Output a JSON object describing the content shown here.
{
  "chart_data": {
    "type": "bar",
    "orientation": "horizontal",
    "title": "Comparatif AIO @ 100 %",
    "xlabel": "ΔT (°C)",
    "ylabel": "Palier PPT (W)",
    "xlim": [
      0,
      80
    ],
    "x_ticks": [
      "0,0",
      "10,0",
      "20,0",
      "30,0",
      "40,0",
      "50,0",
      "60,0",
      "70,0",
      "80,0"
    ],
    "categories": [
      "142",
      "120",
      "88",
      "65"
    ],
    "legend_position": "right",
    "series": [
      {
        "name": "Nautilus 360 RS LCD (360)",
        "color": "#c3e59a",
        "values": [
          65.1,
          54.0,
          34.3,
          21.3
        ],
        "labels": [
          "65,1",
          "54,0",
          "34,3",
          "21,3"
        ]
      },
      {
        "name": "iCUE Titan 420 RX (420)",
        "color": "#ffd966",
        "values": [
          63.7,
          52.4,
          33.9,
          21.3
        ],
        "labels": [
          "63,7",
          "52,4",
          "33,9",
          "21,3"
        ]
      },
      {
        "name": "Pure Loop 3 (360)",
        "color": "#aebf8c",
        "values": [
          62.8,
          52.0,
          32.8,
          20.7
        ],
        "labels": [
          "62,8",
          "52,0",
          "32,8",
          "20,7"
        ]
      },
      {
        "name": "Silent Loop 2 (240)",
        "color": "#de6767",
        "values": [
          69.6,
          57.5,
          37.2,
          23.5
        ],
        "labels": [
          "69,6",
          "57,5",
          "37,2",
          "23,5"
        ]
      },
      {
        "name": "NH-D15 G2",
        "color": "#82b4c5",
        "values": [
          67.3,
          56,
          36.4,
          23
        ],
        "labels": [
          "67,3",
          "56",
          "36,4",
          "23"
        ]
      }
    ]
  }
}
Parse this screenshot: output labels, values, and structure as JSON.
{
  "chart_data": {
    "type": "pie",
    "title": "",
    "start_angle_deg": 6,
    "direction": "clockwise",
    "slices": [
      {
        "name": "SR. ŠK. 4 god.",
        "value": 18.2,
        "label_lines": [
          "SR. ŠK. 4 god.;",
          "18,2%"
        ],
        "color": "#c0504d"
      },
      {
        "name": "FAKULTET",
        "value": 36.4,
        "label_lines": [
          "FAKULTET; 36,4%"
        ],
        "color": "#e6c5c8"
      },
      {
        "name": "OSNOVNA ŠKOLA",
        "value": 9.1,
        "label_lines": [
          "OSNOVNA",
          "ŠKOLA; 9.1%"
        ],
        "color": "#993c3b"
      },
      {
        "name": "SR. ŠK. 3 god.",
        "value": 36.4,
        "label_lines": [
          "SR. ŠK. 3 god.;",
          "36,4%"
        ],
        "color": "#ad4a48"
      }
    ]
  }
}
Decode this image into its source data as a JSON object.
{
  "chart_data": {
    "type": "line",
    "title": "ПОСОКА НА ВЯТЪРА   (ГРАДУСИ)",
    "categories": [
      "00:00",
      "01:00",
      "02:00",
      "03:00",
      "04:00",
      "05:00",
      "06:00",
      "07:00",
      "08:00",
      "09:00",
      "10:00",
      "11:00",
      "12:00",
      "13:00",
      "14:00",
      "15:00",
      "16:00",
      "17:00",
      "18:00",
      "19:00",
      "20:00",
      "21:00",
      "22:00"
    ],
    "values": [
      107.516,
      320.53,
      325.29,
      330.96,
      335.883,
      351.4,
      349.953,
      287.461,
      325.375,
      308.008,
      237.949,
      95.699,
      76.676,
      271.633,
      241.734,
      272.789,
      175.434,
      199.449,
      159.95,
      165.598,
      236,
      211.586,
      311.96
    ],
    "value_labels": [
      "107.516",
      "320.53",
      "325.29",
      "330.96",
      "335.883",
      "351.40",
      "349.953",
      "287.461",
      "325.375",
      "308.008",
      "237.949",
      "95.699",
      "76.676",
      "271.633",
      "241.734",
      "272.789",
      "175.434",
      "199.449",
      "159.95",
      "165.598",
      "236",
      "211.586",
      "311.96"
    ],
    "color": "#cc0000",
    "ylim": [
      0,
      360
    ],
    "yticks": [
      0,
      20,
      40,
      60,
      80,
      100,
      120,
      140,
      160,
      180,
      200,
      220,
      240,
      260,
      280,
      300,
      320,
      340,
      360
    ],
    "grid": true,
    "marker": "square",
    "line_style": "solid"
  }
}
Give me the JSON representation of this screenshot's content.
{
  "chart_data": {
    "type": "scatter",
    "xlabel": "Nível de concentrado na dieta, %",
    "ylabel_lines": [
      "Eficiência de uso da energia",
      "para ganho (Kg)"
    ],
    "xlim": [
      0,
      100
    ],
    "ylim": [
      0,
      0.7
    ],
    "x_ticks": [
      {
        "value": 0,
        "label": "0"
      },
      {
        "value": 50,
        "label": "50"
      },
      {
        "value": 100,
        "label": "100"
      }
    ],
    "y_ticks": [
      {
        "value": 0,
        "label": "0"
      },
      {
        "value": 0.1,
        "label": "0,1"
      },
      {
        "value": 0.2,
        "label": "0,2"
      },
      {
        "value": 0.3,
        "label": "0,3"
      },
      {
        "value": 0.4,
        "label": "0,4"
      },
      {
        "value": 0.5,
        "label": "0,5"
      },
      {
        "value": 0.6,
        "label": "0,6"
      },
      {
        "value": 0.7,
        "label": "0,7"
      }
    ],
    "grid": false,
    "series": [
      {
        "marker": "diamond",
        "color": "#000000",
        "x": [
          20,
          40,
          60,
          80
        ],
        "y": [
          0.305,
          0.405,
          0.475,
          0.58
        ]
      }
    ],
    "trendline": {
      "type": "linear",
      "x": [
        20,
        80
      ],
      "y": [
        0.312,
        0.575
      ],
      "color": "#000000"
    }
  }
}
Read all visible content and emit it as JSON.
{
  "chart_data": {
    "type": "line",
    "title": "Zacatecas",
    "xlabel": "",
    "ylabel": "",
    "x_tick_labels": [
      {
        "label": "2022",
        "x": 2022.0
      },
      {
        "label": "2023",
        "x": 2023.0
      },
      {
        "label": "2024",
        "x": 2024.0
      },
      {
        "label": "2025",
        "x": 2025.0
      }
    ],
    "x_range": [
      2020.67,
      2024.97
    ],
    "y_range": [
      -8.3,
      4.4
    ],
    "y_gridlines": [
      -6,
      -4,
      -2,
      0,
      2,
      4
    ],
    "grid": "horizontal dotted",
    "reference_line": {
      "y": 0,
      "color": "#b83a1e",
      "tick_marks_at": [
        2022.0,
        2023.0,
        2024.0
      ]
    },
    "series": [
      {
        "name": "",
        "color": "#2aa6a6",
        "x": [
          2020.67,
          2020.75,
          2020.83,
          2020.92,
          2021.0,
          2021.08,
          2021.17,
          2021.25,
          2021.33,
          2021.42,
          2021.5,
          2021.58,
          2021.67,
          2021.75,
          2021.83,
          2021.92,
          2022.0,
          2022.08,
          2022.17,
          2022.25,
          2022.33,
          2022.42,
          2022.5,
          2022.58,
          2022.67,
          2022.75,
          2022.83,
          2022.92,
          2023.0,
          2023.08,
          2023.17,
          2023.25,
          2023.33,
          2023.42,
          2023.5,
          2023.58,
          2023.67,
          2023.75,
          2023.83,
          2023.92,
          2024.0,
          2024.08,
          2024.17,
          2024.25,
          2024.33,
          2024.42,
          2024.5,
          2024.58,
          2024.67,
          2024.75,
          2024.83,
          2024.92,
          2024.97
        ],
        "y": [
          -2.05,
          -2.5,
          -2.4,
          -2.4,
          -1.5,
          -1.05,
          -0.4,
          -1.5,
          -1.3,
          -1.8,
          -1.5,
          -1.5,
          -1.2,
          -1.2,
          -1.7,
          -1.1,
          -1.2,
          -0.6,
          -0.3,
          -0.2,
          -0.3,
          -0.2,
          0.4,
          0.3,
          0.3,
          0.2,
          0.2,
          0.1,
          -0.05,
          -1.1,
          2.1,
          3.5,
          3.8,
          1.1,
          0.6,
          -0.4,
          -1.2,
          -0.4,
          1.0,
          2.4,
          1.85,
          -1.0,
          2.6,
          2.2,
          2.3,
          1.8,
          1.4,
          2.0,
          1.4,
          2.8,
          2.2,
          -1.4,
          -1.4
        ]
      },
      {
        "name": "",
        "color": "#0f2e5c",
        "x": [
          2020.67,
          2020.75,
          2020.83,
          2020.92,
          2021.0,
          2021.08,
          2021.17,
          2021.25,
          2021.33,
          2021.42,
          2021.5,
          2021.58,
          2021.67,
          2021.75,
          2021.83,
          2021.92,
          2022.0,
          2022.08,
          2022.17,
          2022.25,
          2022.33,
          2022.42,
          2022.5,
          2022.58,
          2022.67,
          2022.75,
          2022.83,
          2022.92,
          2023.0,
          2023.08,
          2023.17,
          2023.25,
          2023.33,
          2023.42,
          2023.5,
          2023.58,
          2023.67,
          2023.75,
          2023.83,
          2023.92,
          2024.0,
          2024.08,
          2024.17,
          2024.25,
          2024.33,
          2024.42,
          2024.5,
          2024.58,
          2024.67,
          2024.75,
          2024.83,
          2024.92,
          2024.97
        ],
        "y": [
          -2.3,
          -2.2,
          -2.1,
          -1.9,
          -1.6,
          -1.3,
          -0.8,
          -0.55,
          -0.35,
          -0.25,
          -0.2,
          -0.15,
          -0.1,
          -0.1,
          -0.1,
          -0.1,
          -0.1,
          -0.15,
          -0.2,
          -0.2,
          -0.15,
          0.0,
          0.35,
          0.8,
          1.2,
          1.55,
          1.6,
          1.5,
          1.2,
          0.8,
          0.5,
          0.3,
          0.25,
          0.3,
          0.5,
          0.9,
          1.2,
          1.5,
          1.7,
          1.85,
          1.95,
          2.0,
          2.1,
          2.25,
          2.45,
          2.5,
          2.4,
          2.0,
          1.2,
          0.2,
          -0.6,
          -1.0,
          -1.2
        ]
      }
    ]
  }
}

AIM: Copy every line in the records above that contains the word "type".

FINISHED TASK:
    "type": "bar",
    "type": "pie",
    "type": "line",
    "type": "scatter",
      "type": "linear",
    "type": "line",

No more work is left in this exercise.